• _TASK TO CARRY OUT_: Search the listing for the string "this" and copy every line that contains it.

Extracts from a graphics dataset
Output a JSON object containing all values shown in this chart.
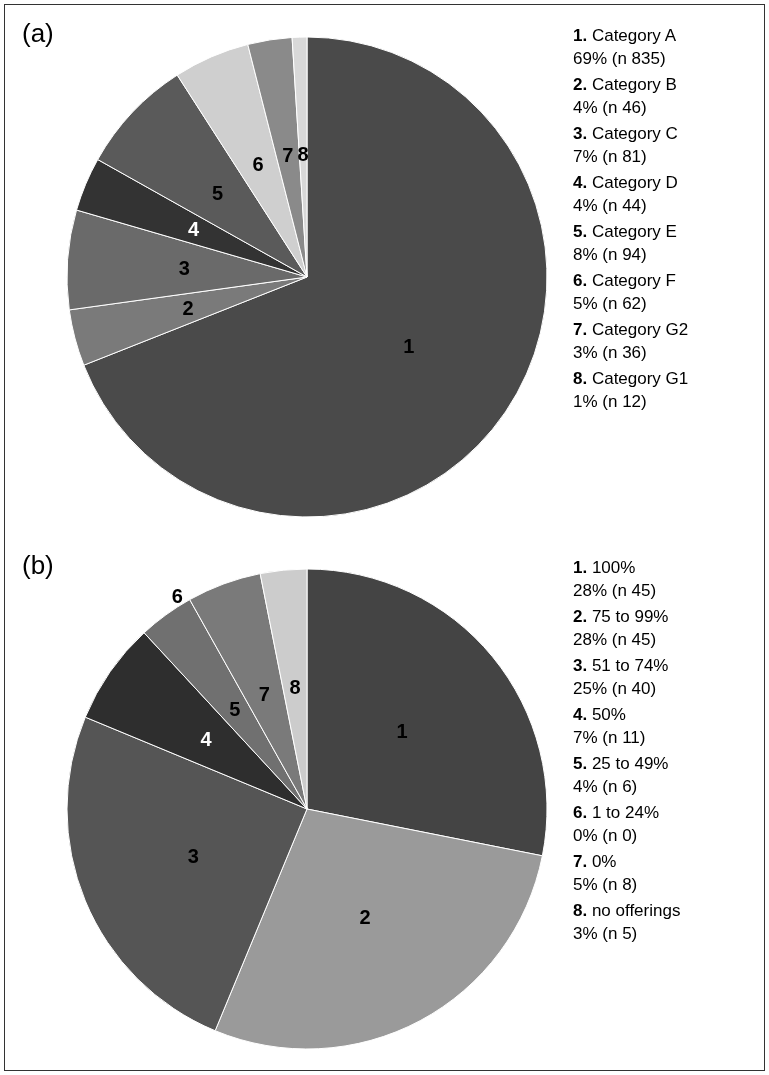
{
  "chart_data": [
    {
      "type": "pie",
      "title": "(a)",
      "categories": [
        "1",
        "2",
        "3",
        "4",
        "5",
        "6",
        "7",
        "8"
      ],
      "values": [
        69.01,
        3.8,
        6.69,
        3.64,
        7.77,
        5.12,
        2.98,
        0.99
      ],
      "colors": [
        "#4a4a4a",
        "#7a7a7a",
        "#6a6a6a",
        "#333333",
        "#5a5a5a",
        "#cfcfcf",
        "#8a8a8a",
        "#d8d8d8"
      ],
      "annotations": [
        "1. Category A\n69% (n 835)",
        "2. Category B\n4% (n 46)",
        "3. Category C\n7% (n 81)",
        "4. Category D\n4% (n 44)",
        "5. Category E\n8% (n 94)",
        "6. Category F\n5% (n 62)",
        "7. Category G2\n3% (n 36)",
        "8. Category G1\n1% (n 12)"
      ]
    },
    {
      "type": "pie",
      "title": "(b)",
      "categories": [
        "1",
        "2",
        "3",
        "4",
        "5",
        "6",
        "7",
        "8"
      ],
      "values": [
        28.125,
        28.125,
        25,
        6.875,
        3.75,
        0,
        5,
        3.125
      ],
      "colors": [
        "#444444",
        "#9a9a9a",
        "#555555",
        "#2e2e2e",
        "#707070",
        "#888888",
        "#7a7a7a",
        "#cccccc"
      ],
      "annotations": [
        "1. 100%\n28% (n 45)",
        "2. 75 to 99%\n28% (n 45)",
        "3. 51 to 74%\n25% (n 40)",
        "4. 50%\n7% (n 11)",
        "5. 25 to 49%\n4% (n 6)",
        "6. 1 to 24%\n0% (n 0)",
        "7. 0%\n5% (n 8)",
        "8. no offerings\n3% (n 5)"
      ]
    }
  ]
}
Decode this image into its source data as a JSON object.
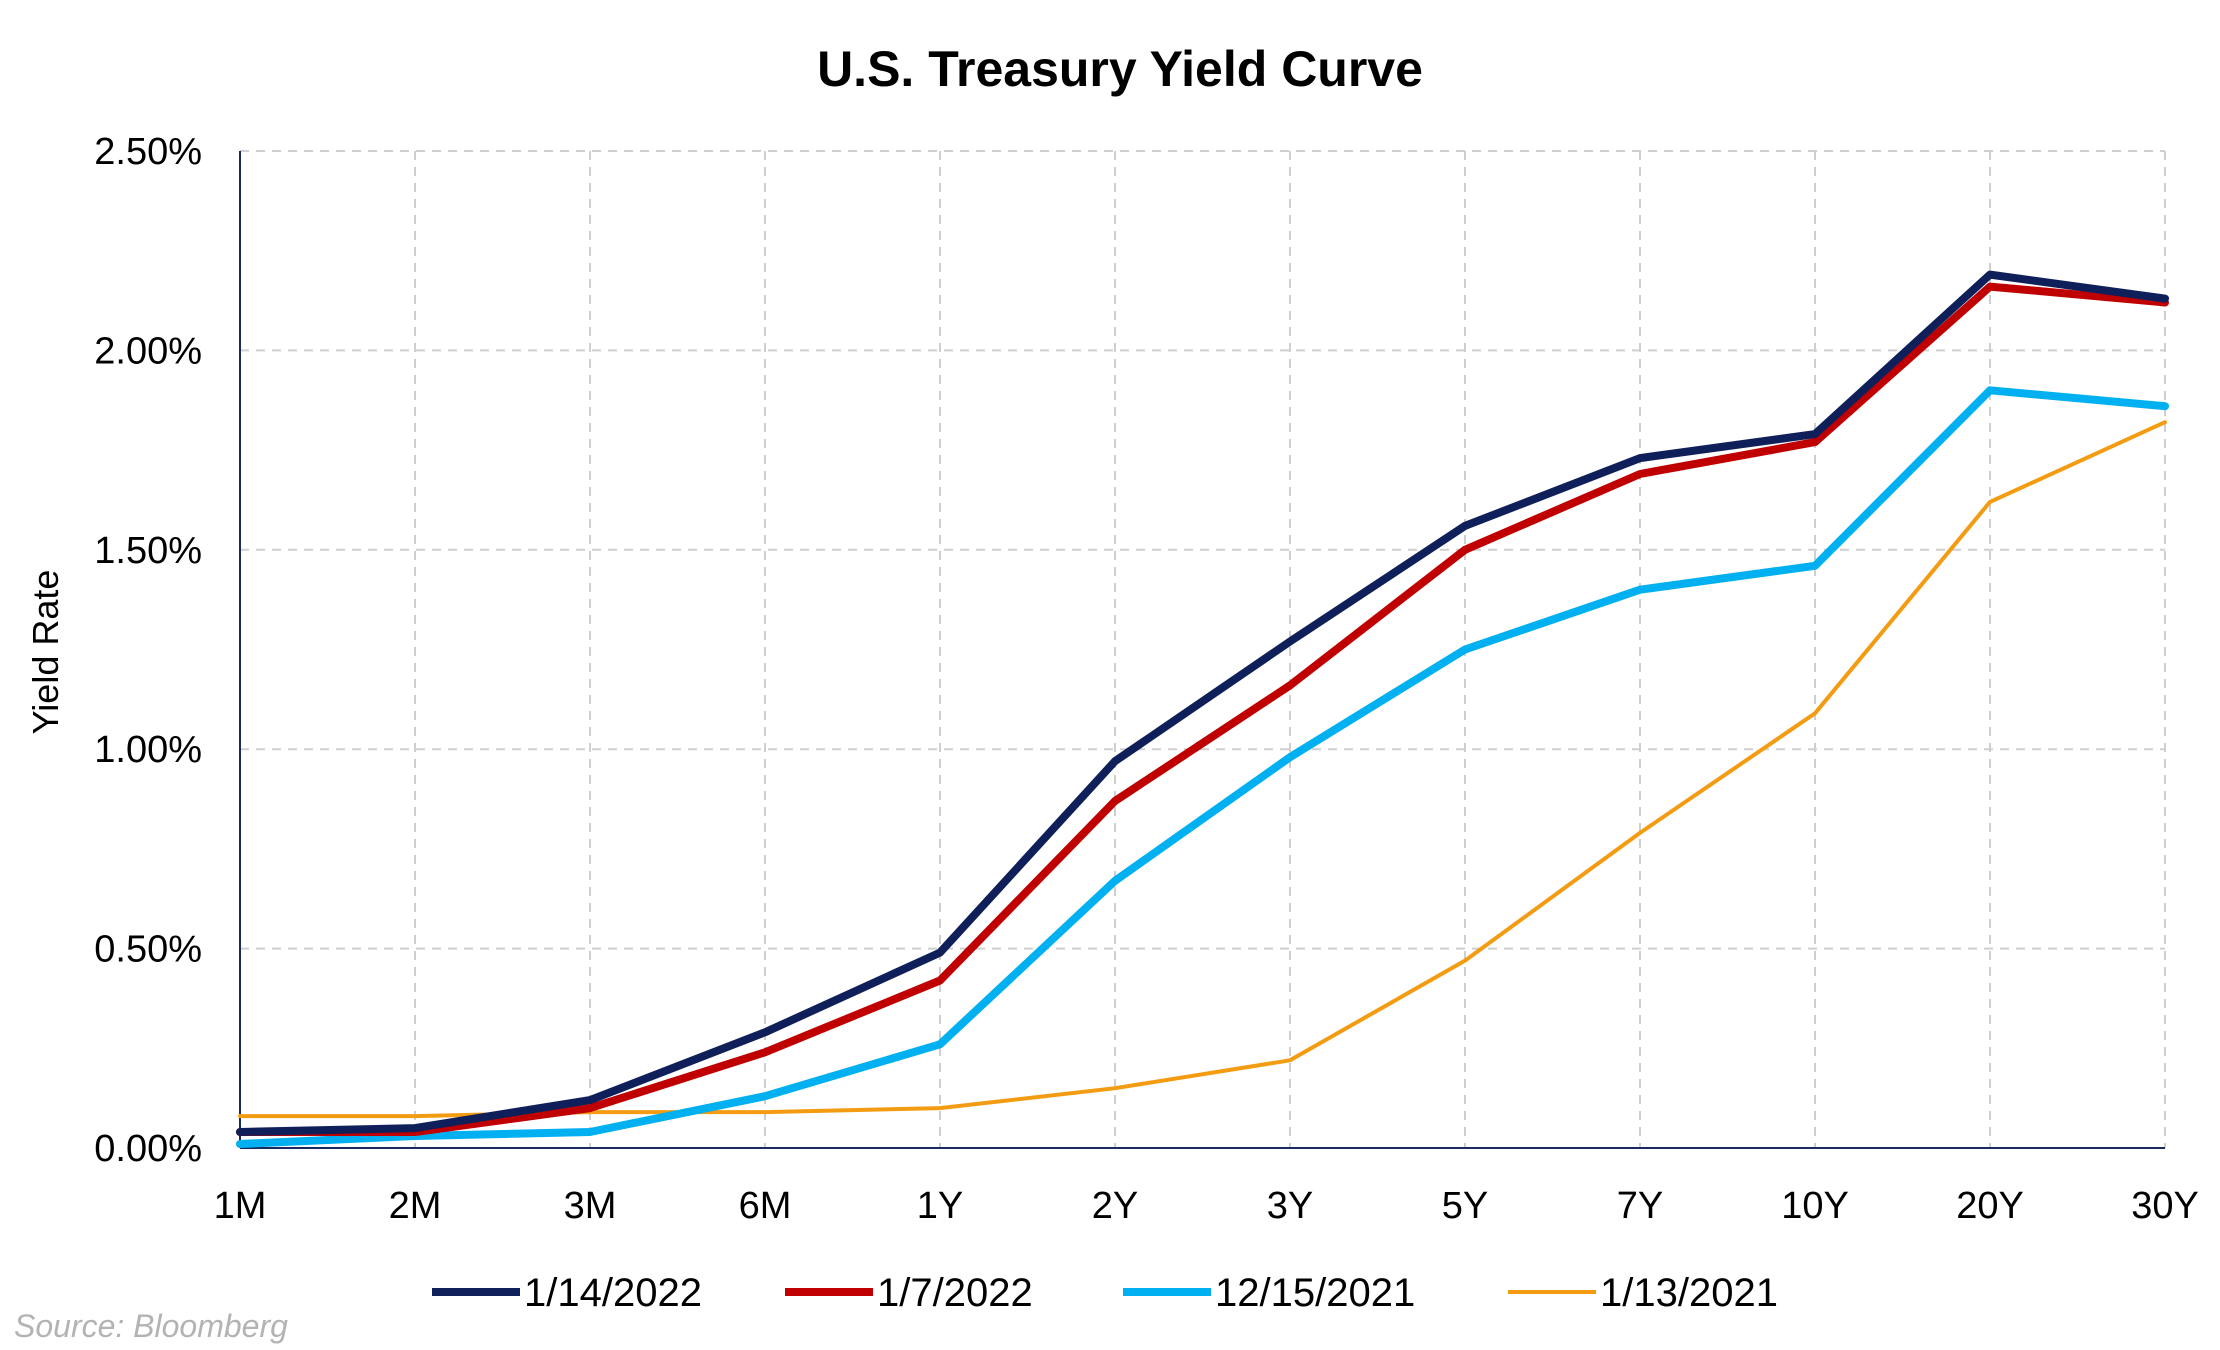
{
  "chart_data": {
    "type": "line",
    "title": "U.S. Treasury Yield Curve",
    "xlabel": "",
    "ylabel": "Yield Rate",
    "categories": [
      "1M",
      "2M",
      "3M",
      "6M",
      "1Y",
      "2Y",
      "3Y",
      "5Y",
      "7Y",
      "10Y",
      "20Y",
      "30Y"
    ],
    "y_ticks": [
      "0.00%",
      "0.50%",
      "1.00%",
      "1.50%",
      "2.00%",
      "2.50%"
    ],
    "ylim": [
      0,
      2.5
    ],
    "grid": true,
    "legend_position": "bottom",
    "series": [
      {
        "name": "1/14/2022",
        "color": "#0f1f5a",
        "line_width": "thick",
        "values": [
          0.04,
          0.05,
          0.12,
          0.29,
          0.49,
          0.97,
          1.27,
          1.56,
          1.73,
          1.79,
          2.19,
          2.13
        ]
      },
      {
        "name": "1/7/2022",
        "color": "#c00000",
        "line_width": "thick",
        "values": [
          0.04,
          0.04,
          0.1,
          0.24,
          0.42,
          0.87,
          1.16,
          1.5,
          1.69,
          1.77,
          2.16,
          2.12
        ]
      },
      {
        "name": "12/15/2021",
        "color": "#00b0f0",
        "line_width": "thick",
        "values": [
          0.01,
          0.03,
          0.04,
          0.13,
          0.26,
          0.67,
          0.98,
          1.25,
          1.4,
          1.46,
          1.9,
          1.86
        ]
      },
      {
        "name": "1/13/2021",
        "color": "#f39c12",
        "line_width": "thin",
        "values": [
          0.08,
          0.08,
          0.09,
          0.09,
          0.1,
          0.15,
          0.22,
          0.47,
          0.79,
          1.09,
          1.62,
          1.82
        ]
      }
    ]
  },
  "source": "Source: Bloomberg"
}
==
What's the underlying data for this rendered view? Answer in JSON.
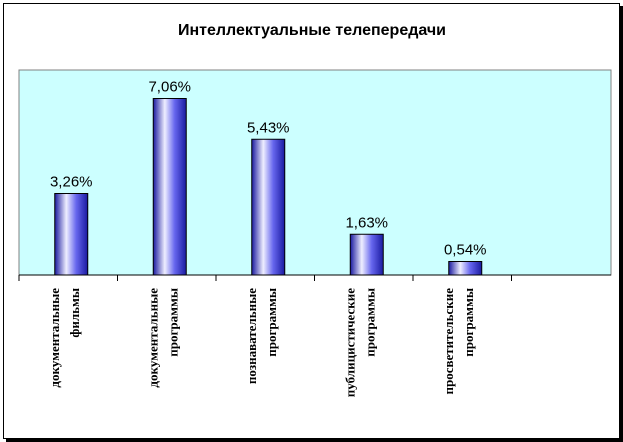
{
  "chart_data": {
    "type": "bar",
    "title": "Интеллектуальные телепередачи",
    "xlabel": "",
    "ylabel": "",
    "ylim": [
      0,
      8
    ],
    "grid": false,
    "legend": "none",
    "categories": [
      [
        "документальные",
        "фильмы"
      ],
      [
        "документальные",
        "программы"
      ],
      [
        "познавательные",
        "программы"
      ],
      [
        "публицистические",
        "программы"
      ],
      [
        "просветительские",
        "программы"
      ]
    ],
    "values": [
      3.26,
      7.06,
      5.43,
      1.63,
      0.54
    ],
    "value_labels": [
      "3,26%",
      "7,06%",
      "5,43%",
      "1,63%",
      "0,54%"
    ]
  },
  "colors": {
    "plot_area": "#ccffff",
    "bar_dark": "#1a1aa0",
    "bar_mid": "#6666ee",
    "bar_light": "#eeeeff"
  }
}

• _EXERCISE OUTPUT_:
Output a JSON object containing all values shown in this chart.
Decode this image into its source data as a JSON object.
What's the underlying data for this rendered view? Answer in JSON.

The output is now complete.